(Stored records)
------------------------------------------------------------------------

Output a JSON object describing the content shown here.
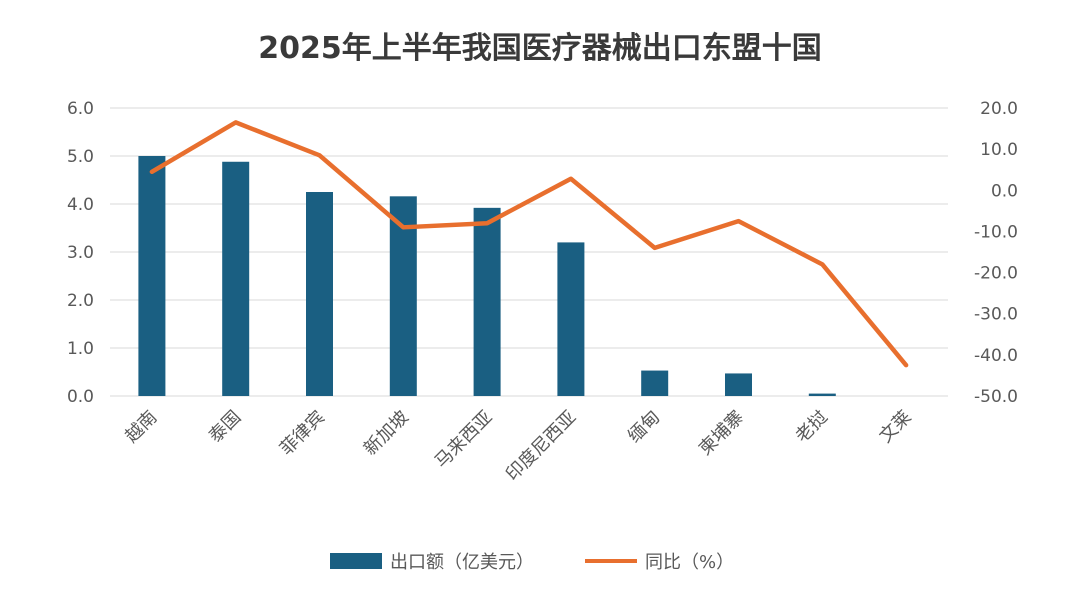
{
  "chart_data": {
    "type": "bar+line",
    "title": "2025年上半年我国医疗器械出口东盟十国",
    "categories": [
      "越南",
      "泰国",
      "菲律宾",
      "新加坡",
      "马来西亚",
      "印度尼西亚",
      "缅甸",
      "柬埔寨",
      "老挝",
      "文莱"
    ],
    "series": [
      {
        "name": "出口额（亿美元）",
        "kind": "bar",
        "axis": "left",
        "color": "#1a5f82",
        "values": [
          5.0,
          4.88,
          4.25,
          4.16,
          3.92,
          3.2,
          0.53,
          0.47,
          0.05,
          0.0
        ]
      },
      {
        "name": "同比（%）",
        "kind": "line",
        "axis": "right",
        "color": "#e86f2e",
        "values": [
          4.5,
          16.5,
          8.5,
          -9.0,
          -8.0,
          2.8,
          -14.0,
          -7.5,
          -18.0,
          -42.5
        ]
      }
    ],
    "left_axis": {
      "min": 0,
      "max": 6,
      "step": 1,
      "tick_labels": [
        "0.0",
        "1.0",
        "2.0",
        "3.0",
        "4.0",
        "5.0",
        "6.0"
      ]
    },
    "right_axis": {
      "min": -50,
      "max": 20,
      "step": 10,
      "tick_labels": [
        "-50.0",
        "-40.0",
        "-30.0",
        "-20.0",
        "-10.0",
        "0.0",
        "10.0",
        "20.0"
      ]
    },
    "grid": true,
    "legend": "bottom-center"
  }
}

------------------------------------------------------------------------

> [REQUIREMENTS]
Set down the lines of the records above exactly, apart from the pictures.

> [WRITTEN ANSWER]
Output a JSON object describing the content shown here.
{
  "chart_data": {
    "type": "bar+line",
    "title": "2025年上半年我国医疗器械出口东盟十国",
    "categories": [
      "越南",
      "泰国",
      "菲律宾",
      "新加坡",
      "马来西亚",
      "印度尼西亚",
      "缅甸",
      "柬埔寨",
      "老挝",
      "文莱"
    ],
    "series": [
      {
        "name": "出口额（亿美元）",
        "kind": "bar",
        "axis": "left",
        "color": "#1a5f82",
        "values": [
          5.0,
          4.88,
          4.25,
          4.16,
          3.92,
          3.2,
          0.53,
          0.47,
          0.05,
          0.0
        ]
      },
      {
        "name": "同比（%）",
        "kind": "line",
        "axis": "right",
        "color": "#e86f2e",
        "values": [
          4.5,
          16.5,
          8.5,
          -9.0,
          -8.0,
          2.8,
          -14.0,
          -7.5,
          -18.0,
          -42.5
        ]
      }
    ],
    "left_axis": {
      "min": 0,
      "max": 6,
      "step": 1,
      "tick_labels": [
        "0.0",
        "1.0",
        "2.0",
        "3.0",
        "4.0",
        "5.0",
        "6.0"
      ]
    },
    "right_axis": {
      "min": -50,
      "max": 20,
      "step": 10,
      "tick_labels": [
        "-50.0",
        "-40.0",
        "-30.0",
        "-20.0",
        "-10.0",
        "0.0",
        "10.0",
        "20.0"
      ]
    },
    "grid": true,
    "legend": "bottom-center"
  }
}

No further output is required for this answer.